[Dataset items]
- - - - -

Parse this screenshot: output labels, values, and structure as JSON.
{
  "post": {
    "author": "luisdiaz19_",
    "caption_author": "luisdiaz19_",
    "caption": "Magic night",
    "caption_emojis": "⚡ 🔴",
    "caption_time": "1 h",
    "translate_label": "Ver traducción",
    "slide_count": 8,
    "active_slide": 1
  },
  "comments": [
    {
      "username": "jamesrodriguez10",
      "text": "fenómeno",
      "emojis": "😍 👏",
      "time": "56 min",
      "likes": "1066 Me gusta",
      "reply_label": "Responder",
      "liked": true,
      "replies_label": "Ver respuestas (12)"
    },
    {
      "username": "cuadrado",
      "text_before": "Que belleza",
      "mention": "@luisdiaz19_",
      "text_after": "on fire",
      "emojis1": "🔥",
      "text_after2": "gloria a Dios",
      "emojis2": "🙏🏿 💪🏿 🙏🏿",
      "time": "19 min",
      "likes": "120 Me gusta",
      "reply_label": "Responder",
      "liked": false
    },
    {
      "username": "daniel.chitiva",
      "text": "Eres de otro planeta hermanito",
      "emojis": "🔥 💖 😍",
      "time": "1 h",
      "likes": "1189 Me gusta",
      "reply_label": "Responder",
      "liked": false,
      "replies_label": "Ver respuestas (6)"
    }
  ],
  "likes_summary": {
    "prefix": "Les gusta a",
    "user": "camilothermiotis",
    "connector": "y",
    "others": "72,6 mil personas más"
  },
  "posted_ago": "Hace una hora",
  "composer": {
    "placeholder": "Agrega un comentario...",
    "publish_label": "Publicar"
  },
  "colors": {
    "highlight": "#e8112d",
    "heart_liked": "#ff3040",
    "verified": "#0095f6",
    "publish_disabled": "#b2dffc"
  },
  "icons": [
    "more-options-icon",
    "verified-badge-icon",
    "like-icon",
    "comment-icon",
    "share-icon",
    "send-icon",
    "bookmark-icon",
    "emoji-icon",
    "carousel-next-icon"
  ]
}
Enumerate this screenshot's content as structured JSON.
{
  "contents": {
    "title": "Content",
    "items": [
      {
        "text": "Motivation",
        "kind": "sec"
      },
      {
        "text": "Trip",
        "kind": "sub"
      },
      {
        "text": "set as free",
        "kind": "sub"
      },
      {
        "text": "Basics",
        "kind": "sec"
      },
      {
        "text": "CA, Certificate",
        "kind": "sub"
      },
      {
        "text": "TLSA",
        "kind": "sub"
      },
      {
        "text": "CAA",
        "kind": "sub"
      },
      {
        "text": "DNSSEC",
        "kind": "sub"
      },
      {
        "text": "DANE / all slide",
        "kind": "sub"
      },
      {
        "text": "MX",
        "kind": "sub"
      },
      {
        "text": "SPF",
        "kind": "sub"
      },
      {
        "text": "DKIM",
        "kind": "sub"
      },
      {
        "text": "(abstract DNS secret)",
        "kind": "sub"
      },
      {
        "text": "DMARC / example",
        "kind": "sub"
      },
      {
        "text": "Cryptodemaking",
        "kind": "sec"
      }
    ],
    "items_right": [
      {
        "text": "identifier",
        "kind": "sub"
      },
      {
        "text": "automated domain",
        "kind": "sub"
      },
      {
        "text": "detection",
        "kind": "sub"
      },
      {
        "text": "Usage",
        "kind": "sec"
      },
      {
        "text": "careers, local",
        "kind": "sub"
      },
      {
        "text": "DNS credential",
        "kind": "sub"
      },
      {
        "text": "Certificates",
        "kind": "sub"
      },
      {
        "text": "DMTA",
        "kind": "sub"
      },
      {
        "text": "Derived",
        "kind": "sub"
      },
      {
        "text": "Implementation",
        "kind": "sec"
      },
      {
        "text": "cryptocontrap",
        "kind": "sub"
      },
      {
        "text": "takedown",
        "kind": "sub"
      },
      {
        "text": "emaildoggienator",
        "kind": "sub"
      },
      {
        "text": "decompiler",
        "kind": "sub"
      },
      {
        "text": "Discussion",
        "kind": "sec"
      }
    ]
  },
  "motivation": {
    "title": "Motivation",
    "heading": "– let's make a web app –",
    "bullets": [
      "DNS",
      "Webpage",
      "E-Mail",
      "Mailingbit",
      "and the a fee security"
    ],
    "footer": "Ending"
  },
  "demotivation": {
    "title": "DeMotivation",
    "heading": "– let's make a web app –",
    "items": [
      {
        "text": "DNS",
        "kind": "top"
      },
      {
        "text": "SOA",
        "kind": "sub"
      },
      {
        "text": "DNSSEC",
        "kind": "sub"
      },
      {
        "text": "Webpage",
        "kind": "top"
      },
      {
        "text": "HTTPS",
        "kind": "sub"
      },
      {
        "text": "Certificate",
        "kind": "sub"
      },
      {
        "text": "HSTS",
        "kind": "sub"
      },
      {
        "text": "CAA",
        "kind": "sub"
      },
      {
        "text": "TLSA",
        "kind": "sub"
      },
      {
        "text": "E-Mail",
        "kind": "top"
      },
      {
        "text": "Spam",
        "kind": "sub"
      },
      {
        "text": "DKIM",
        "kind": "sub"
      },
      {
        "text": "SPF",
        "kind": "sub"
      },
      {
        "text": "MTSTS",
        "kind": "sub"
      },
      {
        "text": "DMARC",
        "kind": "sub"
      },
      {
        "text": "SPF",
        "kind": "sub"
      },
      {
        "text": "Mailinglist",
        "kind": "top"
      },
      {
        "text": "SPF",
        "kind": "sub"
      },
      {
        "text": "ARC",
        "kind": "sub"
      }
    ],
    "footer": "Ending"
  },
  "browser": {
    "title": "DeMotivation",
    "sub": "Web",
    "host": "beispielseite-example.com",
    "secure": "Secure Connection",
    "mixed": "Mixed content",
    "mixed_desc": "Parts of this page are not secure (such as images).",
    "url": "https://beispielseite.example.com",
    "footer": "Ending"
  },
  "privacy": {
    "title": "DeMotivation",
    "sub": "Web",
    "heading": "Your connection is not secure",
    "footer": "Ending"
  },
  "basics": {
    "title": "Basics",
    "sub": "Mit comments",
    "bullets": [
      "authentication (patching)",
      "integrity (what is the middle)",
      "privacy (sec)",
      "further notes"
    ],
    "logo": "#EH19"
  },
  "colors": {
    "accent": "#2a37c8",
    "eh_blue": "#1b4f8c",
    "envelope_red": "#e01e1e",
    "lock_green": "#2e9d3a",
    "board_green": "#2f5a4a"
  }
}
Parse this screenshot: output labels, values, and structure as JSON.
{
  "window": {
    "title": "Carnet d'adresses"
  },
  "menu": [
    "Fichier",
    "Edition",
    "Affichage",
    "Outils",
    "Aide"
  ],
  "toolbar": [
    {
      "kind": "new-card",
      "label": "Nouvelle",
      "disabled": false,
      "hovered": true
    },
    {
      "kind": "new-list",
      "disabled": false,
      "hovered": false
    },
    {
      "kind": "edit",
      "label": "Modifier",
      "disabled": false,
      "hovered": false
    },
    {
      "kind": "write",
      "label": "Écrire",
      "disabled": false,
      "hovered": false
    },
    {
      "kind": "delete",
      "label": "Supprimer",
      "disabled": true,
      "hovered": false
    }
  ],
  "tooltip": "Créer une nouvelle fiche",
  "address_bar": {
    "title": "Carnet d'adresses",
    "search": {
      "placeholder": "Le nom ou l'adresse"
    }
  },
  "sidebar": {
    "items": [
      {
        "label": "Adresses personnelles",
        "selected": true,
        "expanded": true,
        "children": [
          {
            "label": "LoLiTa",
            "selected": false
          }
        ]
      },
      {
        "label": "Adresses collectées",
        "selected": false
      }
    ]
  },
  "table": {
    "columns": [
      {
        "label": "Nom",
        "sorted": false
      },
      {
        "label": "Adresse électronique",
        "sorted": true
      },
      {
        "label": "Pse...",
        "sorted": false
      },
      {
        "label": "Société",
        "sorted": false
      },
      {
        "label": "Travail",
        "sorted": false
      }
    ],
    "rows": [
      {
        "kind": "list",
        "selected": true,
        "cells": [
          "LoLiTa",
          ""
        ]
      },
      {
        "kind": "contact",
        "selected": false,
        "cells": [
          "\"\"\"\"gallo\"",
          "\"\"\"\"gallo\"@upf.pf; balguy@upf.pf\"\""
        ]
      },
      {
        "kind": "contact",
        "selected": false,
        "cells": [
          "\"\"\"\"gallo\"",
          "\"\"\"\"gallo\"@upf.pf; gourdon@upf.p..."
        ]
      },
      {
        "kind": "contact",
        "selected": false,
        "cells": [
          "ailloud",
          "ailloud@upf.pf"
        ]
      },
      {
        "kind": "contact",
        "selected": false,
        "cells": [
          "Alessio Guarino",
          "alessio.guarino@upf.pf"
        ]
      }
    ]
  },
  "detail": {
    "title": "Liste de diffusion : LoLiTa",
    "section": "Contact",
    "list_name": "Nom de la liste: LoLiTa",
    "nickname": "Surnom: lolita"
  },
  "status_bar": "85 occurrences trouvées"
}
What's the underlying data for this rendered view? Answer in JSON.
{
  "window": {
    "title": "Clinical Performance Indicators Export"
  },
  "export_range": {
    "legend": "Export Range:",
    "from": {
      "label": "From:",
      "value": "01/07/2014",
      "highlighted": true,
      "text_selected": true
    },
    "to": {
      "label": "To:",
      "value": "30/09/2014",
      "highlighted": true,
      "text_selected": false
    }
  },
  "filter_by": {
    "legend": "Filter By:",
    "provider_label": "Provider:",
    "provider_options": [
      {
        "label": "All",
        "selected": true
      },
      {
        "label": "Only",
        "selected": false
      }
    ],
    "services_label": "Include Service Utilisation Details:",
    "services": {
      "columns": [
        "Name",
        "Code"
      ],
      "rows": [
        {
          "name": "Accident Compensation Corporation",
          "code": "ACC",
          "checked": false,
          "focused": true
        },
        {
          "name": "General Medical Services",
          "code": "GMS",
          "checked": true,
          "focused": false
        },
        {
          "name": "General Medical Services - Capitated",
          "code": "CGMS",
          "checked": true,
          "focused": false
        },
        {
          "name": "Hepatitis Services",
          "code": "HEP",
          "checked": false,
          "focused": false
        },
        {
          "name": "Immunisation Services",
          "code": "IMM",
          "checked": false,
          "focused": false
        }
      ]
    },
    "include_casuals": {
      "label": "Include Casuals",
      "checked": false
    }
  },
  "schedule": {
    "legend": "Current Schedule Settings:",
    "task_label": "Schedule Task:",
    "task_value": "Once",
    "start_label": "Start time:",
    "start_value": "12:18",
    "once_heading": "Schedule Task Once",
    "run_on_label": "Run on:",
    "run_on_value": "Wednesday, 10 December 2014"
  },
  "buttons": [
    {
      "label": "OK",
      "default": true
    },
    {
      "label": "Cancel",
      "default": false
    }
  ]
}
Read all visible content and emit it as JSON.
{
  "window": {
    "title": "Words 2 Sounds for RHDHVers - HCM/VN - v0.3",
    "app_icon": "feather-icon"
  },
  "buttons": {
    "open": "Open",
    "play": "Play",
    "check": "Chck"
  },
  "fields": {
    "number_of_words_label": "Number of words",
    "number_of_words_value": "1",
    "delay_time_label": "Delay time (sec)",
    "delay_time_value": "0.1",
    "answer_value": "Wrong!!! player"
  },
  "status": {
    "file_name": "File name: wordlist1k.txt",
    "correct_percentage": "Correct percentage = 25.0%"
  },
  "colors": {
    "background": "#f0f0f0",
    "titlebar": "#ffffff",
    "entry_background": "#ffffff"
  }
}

- - - - -

### THE REQUEST
Starting with the line that contains "Read all visible content and emit it as JSON.", return each line through the last one of the data above, exactly as written and nothing more.

### FINISHED EXERCISE
Read all visible content and emit it as JSON.
{
  "window": {
    "title": "Words 2 Sounds for RHDHVers - HCM/VN - v0.3",
    "app_icon": "feather-icon"
  },
  "buttons": {
    "open": "Open",
    "play": "Play",
    "check": "Chck"
  },
  "fields": {
    "number_of_words_label": "Number of words",
    "number_of_words_value": "1",
    "delay_time_label": "Delay time (sec)",
    "delay_time_value": "0.1",
    "answer_value": "Wrong!!! player"
  },
  "status": {
    "file_name": "File name: wordlist1k.txt",
    "correct_percentage": "Correct percentage = 25.0%"
  },
  "colors": {
    "background": "#f0f0f0",
    "titlebar": "#ffffff",
    "entry_background": "#ffffff"
  }
}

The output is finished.